▽
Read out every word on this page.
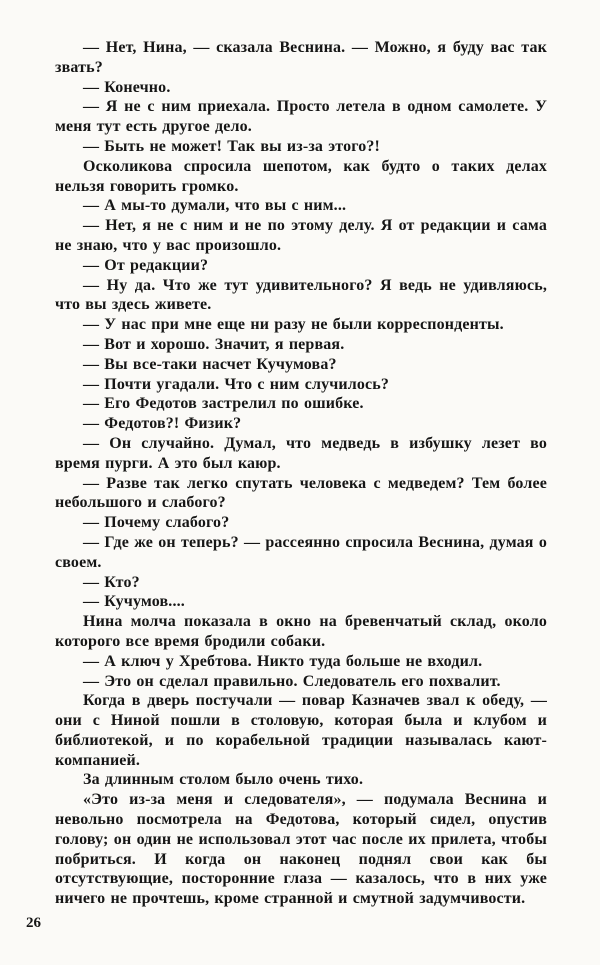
— Нет, Нина, — сказала Веснина. — Можно, я буду вас так звать?

— Конечно.

— Я не с ним приехала. Просто летела в одном самолете. У меня тут есть другое дело.

— Быть не может! Так вы из-за этого?!

Осколикова спросила шепотом, как будто о таких делах нельзя говорить громко.

— А мы-то думали, что вы с ним...

— Нет, я не с ним и не по этому делу. Я от редакции и сама не знаю, что у вас произошло.

— От редакции?

— Ну да. Что же тут удивительного? Я ведь не удивляюсь, что вы здесь живете.

— У нас при мне еще ни разу не были корреспонденты.

— Вот и хорошо. Значит, я первая.

— Вы все-таки насчет Кучумова?

— Почти угадали. Что с ним случилось?

— Его Федотов застрелил по ошибке.

— Федотов?! Физик?

— Он случайно. Думал, что медведь в избушку лезет во время пурги. А это был каюр.

— Разве так легко спутать человека с медведем? Тем более небольшого и слабого?

— Почему слабого?

— Где же он теперь? — рассеянно спросила Веснина, думая о своем.

— Кто?

— Кучумов....

Нина молча показала в окно на бревенчатый склад, около которого все время бродили собаки.

— А ключ у Хребтова. Никто туда больше не входил.

— Это он сделал правильно. Следователь его похвалит.

Когда в дверь постучали — повар Казначев звал к обеду, — они с Ниной пошли в столовую, которая была и клубом и библиотекой, и по корабельной традиции называлась кают-компанией.

За длинным столом было очень тихо.

«Это из-за меня и следователя», — подумала Веснина и невольно посмотрела на Федотова, который сидел, опустив голову; он один не использовал этот час после их прилета, чтобы побриться. И когда он наконец поднял свои как бы отсутствующие, посторонние глаза — казалось, что в них уже ничего не прочтешь, кроме странной и смутной задумчивости.

26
△
**Short exercise**
Collect each line containing the string "слабого".

**Solution**
— Разве так легко спутать человека с медведем? Тем более небольшого и слабого?
— Почему слабого?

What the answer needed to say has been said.